==== Data records ====

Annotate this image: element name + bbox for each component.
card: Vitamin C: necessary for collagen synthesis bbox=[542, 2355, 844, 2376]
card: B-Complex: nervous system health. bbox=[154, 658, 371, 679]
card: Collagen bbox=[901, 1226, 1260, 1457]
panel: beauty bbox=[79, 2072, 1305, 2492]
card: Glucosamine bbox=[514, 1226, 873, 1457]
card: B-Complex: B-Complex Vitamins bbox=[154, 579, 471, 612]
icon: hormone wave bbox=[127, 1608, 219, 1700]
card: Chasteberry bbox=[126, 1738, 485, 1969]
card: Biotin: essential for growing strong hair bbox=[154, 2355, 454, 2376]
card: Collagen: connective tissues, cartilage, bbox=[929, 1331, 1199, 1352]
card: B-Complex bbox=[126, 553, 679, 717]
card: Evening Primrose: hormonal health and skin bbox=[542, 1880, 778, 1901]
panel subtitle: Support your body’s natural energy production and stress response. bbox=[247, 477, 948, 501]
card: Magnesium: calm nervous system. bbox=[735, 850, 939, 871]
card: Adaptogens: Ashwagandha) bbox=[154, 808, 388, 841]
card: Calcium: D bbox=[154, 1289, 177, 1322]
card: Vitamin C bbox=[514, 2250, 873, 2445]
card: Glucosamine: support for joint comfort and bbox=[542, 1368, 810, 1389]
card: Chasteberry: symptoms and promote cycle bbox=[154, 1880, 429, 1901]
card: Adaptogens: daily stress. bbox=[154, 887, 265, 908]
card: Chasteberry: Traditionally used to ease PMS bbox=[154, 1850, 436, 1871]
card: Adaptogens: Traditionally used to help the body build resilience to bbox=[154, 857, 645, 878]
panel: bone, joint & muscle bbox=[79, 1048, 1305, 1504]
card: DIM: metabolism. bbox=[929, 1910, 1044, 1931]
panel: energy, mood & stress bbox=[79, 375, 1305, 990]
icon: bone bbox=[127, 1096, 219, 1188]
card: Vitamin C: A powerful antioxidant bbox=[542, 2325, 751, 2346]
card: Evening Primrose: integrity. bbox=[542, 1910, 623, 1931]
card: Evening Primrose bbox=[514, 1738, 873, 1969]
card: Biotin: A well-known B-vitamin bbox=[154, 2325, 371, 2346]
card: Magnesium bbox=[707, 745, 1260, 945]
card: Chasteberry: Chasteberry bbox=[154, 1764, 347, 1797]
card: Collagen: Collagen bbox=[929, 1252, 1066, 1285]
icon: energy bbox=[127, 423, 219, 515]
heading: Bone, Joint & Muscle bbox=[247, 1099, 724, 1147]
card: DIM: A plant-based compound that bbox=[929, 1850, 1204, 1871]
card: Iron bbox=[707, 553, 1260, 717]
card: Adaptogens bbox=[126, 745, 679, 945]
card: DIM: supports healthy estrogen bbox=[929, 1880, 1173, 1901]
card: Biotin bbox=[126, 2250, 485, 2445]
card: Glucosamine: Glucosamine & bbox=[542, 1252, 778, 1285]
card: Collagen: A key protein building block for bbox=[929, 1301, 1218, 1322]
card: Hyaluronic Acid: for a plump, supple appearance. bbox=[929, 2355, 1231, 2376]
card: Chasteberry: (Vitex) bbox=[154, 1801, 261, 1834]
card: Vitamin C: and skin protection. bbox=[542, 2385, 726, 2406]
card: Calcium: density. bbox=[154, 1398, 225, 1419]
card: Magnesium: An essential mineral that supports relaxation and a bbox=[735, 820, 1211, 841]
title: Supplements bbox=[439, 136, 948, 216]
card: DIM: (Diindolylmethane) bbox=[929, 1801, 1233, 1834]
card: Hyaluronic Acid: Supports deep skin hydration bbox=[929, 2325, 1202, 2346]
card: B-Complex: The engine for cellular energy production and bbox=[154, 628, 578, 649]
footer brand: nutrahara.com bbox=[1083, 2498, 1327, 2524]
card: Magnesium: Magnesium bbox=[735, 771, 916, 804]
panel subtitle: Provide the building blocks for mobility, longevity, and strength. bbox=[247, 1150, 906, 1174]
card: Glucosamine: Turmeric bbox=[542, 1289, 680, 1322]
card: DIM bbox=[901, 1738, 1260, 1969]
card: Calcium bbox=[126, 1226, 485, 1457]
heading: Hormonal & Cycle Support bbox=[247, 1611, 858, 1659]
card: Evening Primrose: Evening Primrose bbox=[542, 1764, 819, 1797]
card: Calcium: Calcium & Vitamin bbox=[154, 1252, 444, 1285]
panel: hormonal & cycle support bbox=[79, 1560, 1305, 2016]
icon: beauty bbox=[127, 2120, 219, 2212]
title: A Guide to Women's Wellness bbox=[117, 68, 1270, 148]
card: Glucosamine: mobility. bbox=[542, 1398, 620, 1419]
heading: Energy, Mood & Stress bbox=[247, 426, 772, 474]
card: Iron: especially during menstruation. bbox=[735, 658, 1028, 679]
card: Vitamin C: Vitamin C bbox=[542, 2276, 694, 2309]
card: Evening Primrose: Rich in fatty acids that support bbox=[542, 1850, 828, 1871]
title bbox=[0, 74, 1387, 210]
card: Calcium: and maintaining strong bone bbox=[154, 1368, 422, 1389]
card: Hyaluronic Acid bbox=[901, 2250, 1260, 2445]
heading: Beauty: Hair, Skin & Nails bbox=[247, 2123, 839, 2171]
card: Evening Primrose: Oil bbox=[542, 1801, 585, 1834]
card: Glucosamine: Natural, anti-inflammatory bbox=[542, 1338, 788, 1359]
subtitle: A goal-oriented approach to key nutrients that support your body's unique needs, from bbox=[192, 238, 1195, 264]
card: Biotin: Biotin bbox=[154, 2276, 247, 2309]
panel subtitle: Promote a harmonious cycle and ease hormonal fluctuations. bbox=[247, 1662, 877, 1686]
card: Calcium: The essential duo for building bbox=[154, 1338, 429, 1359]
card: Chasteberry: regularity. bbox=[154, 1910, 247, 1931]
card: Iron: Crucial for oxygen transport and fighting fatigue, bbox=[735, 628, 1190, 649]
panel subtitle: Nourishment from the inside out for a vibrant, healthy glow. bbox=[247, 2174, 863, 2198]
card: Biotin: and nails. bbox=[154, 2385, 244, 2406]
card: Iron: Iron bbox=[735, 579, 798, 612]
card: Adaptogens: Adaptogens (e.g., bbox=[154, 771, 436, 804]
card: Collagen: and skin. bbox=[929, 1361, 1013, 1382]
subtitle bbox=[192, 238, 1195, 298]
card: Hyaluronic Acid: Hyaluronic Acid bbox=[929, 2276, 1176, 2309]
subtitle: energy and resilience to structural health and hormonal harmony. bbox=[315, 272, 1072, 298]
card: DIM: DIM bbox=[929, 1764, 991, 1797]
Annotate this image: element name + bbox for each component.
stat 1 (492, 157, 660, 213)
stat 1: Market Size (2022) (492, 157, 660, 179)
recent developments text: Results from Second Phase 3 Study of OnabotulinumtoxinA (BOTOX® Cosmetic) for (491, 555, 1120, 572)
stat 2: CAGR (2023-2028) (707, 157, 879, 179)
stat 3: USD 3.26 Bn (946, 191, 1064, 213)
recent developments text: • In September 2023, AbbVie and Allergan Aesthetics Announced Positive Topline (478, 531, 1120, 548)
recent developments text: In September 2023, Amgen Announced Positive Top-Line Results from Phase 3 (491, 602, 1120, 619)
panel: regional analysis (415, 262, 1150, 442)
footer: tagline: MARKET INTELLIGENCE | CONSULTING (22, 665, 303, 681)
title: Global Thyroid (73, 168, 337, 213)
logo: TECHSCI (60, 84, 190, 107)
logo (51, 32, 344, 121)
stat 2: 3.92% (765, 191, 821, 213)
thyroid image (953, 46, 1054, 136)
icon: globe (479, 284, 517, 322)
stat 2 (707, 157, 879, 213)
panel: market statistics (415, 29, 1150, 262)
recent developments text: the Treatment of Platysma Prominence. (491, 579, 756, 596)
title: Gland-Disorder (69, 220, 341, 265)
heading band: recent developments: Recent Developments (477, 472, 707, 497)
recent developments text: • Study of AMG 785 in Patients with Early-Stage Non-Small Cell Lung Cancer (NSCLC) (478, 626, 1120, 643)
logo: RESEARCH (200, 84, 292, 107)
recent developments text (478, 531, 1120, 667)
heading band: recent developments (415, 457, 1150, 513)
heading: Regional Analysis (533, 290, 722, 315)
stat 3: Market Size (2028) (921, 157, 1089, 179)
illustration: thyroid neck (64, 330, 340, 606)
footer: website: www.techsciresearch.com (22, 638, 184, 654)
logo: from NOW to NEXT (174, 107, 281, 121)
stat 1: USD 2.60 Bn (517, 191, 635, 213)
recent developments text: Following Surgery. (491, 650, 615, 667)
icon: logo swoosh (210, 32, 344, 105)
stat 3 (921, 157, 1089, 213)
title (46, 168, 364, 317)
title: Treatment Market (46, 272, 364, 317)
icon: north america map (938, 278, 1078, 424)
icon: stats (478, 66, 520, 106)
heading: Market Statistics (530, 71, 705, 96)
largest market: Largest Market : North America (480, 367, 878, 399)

====

• **Exercise prompt**
Copy out every line of the data in which the word "Positive" is found.

• **Answer area**
recent developments text: • In September 2023, AbbVie and Allergan Aesthetics Announced Positive Topline (478, 531, 1120, 548)
recent developments text: In September 2023, Amgen Announced Positive Top-Line Results from Phase 3 (491, 602, 1120, 619)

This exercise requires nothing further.